[Start SUPPLIED MATERIAL]

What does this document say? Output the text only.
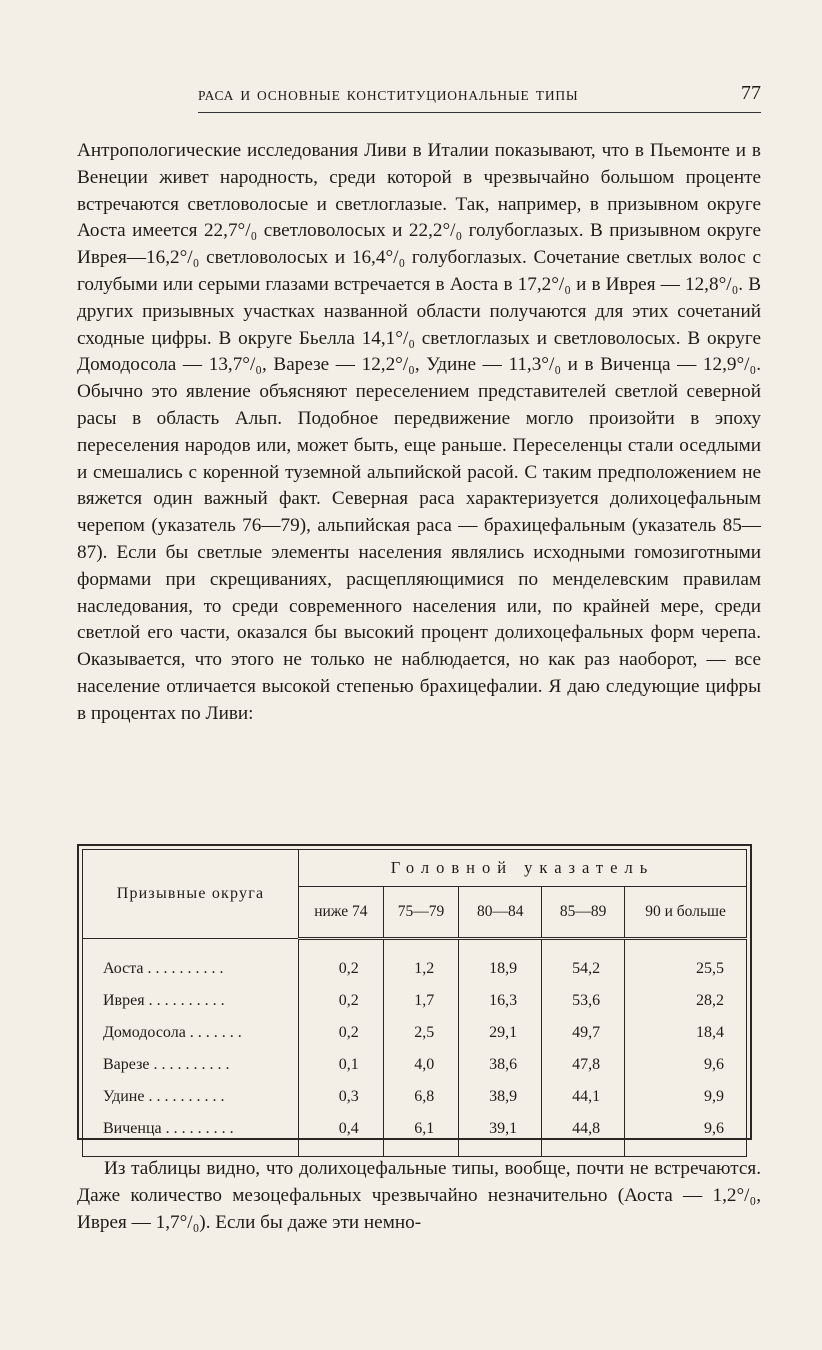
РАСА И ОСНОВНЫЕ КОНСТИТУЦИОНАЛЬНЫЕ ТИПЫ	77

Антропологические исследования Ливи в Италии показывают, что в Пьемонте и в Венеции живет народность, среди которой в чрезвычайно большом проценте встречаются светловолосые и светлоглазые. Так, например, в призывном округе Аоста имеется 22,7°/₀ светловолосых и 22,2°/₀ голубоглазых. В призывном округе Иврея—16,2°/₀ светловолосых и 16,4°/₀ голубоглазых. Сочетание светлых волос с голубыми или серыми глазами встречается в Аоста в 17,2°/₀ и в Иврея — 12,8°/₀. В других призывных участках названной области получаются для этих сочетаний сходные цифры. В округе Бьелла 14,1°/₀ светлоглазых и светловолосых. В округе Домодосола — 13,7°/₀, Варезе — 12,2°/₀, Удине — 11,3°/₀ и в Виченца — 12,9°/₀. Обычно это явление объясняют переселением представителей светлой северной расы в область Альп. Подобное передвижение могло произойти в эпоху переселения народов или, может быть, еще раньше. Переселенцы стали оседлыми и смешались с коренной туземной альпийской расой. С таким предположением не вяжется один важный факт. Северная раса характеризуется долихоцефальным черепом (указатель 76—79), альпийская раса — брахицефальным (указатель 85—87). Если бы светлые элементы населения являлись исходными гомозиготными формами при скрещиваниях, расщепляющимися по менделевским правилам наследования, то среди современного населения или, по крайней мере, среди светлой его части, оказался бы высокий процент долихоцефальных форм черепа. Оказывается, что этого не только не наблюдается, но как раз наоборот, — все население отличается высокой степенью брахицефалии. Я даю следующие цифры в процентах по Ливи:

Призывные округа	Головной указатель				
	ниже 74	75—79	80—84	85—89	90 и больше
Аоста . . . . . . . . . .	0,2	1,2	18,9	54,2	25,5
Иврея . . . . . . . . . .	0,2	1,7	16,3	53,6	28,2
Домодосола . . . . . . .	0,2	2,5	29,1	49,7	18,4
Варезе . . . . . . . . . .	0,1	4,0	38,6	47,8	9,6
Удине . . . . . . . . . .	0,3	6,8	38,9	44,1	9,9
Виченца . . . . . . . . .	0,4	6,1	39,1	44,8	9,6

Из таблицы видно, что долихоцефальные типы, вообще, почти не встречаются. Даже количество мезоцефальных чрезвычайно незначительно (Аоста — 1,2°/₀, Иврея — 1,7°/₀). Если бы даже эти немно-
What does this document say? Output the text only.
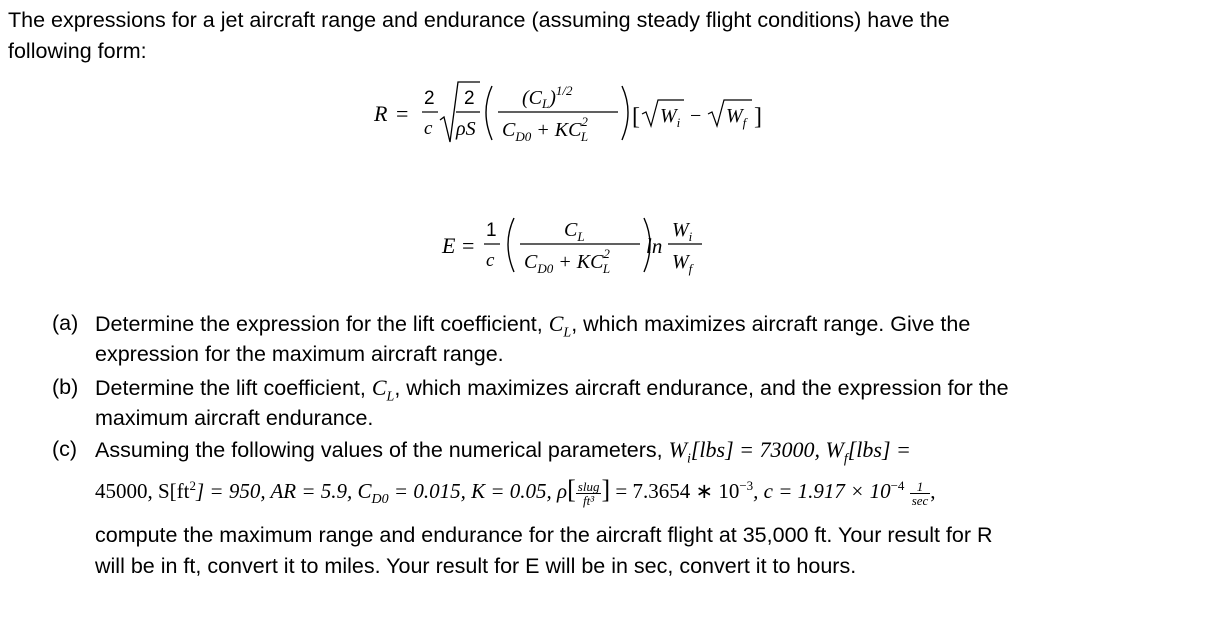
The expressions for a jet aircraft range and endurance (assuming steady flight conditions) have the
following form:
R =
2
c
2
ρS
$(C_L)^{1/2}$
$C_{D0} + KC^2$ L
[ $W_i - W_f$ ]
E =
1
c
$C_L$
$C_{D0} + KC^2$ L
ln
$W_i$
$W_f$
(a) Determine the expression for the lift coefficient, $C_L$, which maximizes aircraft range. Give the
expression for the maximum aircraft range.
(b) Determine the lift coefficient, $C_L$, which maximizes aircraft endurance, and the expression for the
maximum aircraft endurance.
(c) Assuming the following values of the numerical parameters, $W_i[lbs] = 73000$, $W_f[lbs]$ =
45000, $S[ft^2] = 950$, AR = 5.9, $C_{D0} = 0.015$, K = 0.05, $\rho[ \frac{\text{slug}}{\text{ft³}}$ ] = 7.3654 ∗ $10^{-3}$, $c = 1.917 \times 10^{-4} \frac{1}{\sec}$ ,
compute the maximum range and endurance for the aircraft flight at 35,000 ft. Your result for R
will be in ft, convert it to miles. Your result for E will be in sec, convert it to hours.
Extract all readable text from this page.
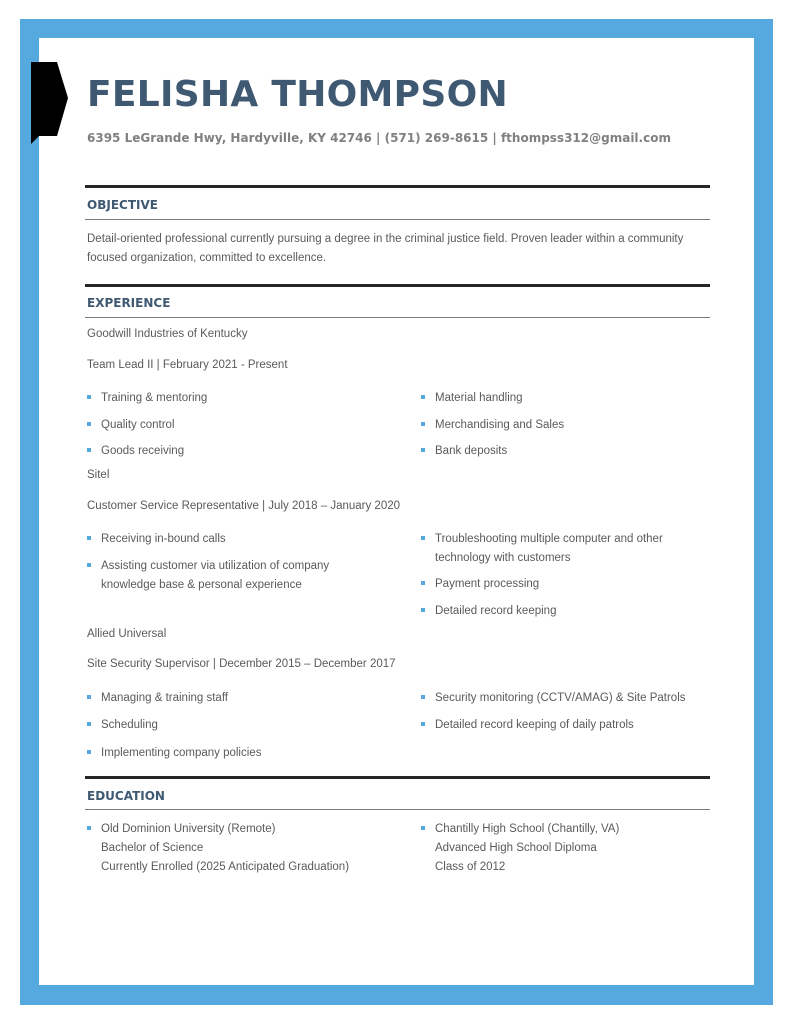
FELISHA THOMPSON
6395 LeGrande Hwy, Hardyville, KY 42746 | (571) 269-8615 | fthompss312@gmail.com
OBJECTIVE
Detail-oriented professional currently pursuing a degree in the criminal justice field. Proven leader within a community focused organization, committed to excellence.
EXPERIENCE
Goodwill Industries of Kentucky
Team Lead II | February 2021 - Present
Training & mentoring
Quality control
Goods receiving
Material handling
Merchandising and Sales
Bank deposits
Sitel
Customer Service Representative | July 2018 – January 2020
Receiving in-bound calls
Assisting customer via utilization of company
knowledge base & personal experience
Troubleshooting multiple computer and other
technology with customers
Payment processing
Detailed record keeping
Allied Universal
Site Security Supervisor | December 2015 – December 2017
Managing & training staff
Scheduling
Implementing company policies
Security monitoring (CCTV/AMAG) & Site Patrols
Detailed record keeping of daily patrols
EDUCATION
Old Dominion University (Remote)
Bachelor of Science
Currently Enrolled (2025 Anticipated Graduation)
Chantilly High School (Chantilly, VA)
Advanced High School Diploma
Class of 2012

[End SUPPLIED MATERIAL]

TASK TO COMPLETE
From the records above, pull out each line that has "Security".

TASK RESPONSE
Site Security Supervisor | December 2015 – December 2017
Security monitoring (CCTV/AMAG) & Site Patrols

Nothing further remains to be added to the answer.